AIM OF THE EXERCISE: Give every entry again, unchanged, and leave its images out.

TASK MATERIAL:
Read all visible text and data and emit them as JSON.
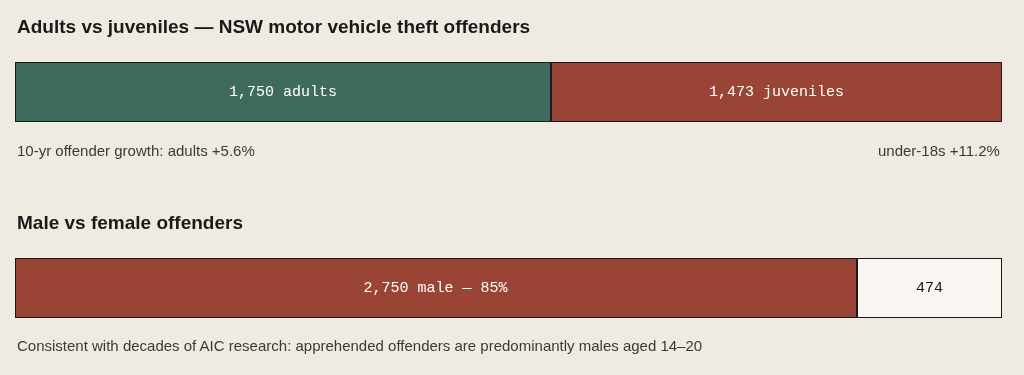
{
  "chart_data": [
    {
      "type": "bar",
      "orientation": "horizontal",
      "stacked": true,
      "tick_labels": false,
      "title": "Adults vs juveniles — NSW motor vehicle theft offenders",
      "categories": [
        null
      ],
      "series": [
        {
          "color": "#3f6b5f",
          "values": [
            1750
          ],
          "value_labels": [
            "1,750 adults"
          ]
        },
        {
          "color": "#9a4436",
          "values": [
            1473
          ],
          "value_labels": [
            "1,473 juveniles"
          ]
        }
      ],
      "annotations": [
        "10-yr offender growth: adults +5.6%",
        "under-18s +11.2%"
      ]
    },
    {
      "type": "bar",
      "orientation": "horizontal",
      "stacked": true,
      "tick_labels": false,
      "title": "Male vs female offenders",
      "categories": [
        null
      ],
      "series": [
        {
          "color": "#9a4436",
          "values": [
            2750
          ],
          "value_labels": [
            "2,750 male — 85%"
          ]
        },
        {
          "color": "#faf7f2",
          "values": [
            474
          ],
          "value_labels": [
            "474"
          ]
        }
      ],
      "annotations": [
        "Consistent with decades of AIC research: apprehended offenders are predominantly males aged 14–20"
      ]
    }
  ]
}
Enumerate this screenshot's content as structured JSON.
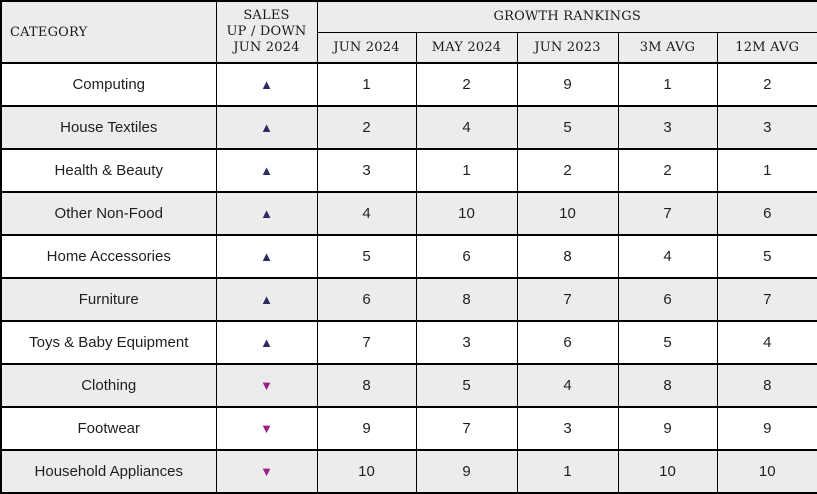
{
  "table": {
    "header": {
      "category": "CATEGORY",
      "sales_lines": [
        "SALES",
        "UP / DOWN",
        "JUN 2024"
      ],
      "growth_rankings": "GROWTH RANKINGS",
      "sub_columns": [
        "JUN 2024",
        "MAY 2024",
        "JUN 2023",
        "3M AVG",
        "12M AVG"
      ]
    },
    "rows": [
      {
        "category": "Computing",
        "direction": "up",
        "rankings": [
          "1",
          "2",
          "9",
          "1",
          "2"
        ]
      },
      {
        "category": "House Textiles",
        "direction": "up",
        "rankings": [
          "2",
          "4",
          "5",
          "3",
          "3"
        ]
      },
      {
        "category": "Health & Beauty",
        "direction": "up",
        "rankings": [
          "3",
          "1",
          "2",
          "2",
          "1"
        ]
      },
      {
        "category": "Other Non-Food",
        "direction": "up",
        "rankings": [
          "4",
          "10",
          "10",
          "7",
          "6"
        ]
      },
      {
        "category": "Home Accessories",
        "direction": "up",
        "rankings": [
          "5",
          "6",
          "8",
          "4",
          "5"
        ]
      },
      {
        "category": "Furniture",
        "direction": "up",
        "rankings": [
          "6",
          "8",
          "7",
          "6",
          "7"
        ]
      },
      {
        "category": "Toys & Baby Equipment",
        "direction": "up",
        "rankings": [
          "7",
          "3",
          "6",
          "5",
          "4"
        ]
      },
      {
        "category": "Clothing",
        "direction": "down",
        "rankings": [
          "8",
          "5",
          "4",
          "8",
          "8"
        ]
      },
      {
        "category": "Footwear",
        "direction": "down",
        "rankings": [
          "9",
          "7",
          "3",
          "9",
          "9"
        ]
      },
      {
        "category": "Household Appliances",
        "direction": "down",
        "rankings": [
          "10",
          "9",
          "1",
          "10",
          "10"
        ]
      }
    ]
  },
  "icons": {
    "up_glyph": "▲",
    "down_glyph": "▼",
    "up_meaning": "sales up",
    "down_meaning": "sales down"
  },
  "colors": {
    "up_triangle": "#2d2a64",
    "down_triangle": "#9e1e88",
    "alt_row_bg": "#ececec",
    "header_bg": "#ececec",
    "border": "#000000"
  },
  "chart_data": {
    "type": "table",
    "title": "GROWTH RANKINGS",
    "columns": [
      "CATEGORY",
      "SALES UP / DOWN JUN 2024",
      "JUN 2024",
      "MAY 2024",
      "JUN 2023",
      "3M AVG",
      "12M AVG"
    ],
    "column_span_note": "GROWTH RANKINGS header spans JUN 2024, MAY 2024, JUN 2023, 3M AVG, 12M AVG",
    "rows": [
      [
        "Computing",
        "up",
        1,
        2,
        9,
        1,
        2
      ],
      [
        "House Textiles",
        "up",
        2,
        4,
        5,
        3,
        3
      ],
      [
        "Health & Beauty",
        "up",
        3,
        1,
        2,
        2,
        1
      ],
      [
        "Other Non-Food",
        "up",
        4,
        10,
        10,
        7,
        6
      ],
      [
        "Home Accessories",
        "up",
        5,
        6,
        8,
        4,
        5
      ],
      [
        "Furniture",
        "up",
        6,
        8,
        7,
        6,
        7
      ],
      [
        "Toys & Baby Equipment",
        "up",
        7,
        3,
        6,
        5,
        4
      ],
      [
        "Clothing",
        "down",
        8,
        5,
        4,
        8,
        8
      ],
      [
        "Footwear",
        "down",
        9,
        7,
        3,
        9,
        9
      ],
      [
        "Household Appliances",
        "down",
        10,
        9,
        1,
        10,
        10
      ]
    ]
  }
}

SOLUTION TO THIS PROBLEM:
Read all visible text and data and emit them as JSON.
{
  "chart_data": [
    {
      "type": "bar",
      "orientation": "horizontal",
      "stacked": true,
      "tick_labels": false,
      "title": "Adults vs juveniles — NSW motor vehicle theft offenders",
      "categories": [
        null
      ],
      "series": [
        {
          "color": "#3f6b5f",
          "values": [
            1750
          ],
          "value_labels": [
            "1,750 adults"
          ]
        },
        {
          "color": "#9a4436",
          "values": [
            1473
          ],
          "value_labels": [
            "1,473 juveniles"
          ]
        }
      ],
      "annotations": [
        "10-yr offender growth: adults +5.6%",
        "under-18s +11.2%"
      ]
    },
    {
      "type": "bar",
      "orientation": "horizontal",
      "stacked": true,
      "tick_labels": false,
      "title": "Male vs female offenders",
      "categories": [
        null
      ],
      "series": [
        {
          "color": "#9a4436",
          "values": [
            2750
          ],
          "value_labels": [
            "2,750 male — 85%"
          ]
        },
        {
          "color": "#faf7f2",
          "values": [
            474
          ],
          "value_labels": [
            "474"
          ]
        }
      ],
      "annotations": [
        "Consistent with decades of AIC research: apprehended offenders are predominantly males aged 14–20"
      ]
    }
  ]
}
Enumerate this screenshot's content as structured JSON.
{
  "table": {
    "header": {
      "category": "CATEGORY",
      "sales_lines": [
        "SALES",
        "UP / DOWN",
        "JUN 2024"
      ],
      "growth_rankings": "GROWTH RANKINGS",
      "sub_columns": [
        "JUN 2024",
        "MAY 2024",
        "JUN 2023",
        "3M AVG",
        "12M AVG"
      ]
    },
    "rows": [
      {
        "category": "Computing",
        "direction": "up",
        "rankings": [
          "1",
          "2",
          "9",
          "1",
          "2"
        ]
      },
      {
        "category": "House Textiles",
        "direction": "up",
        "rankings": [
          "2",
          "4",
          "5",
          "3",
          "3"
        ]
      },
      {
        "category": "Health & Beauty",
        "direction": "up",
        "rankings": [
          "3",
          "1",
          "2",
          "2",
          "1"
        ]
      },
      {
        "category": "Other Non-Food",
        "direction": "up",
        "rankings": [
          "4",
          "10",
          "10",
          "7",
          "6"
        ]
      },
      {
        "category": "Home Accessories",
        "direction": "up",
        "rankings": [
          "5",
          "6",
          "8",
          "4",
          "5"
        ]
      },
      {
        "category": "Furniture",
        "direction": "up",
        "rankings": [
          "6",
          "8",
          "7",
          "6",
          "7"
        ]
      },
      {
        "category": "Toys & Baby Equipment",
        "direction": "up",
        "rankings": [
          "7",
          "3",
          "6",
          "5",
          "4"
        ]
      },
      {
        "category": "Clothing",
        "direction": "down",
        "rankings": [
          "8",
          "5",
          "4",
          "8",
          "8"
        ]
      },
      {
        "category": "Footwear",
        "direction": "down",
        "rankings": [
          "9",
          "7",
          "3",
          "9",
          "9"
        ]
      },
      {
        "category": "Household Appliances",
        "direction": "down",
        "rankings": [
          "10",
          "9",
          "1",
          "10",
          "10"
        ]
      }
    ]
  },
  "icons": {
    "up_glyph": "▲",
    "down_glyph": "▼",
    "up_meaning": "sales up",
    "down_meaning": "sales down"
  },
  "colors": {
    "up_triangle": "#2d2a64",
    "down_triangle": "#9e1e88",
    "alt_row_bg": "#ececec",
    "header_bg": "#ececec",
    "border": "#000000"
  },
  "chart_data": {
    "type": "table",
    "title": "GROWTH RANKINGS",
    "columns": [
      "CATEGORY",
      "SALES UP / DOWN JUN 2024",
      "JUN 2024",
      "MAY 2024",
      "JUN 2023",
      "3M AVG",
      "12M AVG"
    ],
    "column_span_note": "GROWTH RANKINGS header spans JUN 2024, MAY 2024, JUN 2023, 3M AVG, 12M AVG",
    "rows": [
      [
        "Computing",
        "up",
        1,
        2,
        9,
        1,
        2
      ],
      [
        "House Textiles",
        "up",
        2,
        4,
        5,
        3,
        3
      ],
      [
        "Health & Beauty",
        "up",
        3,
        1,
        2,
        2,
        1
      ],
      [
        "Other Non-Food",
        "up",
        4,
        10,
        10,
        7,
        6
      ],
      [
        "Home Accessories",
        "up",
        5,
        6,
        8,
        4,
        5
      ],
      [
        "Furniture",
        "up",
        6,
        8,
        7,
        6,
        7
      ],
      [
        "Toys & Baby Equipment",
        "up",
        7,
        3,
        6,
        5,
        4
      ],
      [
        "Clothing",
        "down",
        8,
        5,
        4,
        8,
        8
      ],
      [
        "Footwear",
        "down",
        9,
        7,
        3,
        9,
        9
      ],
      [
        "Household Appliances",
        "down",
        10,
        9,
        1,
        10,
        10
      ]
    ]
  }
}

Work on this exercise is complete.